Problem to work on: List every line below containing "DANH".

Extracted records:
==*==

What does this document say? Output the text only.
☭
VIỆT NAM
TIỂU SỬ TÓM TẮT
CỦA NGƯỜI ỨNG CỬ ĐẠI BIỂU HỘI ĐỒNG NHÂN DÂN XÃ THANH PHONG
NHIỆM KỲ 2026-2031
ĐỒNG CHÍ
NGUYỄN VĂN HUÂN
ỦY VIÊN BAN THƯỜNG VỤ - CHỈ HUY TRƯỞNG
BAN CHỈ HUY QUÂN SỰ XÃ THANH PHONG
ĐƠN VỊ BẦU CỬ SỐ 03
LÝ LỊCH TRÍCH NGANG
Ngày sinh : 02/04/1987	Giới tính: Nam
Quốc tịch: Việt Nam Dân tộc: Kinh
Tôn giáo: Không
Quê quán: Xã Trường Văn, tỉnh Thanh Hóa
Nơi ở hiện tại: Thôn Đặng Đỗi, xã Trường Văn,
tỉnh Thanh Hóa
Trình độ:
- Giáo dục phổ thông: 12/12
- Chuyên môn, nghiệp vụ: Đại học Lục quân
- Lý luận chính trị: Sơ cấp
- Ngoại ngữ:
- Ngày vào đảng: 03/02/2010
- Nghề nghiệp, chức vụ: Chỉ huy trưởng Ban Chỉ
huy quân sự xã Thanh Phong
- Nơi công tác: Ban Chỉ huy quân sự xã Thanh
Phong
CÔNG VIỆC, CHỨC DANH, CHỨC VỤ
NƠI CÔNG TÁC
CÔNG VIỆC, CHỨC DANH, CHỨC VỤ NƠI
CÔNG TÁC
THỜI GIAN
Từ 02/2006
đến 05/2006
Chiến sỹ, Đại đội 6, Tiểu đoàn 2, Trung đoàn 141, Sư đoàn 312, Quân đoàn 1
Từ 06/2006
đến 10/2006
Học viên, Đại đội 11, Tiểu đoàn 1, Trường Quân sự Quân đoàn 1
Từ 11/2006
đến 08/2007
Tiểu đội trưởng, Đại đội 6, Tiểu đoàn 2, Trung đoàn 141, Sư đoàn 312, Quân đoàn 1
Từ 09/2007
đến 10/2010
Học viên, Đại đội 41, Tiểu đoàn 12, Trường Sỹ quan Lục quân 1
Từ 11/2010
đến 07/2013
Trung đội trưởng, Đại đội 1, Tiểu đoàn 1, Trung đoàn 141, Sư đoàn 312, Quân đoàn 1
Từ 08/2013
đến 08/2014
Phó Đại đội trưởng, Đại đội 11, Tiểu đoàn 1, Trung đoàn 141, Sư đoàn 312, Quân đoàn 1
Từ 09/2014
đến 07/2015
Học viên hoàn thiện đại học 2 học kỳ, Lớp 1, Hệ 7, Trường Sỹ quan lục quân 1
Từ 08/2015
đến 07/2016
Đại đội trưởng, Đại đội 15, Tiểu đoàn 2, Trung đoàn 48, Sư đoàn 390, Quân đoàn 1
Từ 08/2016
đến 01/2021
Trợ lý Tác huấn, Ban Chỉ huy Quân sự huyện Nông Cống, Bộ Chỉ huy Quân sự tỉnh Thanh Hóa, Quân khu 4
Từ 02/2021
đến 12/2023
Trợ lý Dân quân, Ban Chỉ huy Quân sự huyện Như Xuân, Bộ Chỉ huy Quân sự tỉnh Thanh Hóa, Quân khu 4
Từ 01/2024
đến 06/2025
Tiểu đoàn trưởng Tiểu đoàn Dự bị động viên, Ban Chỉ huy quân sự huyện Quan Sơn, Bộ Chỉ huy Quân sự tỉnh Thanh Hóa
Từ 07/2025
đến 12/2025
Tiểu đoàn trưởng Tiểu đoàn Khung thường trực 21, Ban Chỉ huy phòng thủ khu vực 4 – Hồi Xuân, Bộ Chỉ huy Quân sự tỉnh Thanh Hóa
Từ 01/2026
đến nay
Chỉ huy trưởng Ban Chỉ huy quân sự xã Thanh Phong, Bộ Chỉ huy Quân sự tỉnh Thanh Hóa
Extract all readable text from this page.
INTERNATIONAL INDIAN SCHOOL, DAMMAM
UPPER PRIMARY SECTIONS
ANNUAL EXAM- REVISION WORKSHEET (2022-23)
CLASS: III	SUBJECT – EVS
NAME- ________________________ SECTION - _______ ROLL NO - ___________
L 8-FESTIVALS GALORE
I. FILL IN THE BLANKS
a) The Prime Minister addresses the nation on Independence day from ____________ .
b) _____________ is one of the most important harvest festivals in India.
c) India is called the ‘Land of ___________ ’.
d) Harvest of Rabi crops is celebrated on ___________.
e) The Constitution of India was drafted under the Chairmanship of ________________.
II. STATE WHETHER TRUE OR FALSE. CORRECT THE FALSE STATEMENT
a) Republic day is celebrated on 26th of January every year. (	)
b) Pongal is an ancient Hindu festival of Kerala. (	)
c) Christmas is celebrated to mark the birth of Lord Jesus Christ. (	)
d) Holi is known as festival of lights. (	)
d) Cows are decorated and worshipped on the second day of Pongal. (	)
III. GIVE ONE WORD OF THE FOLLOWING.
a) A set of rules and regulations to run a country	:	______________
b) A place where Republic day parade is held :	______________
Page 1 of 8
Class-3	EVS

==*==

Correct response:
CÔNG VIỆC, CHỨC DANH, CHỨC VỤ
CÔNG VIỆC, CHỨC DANH, CHỨC VỤ NƠI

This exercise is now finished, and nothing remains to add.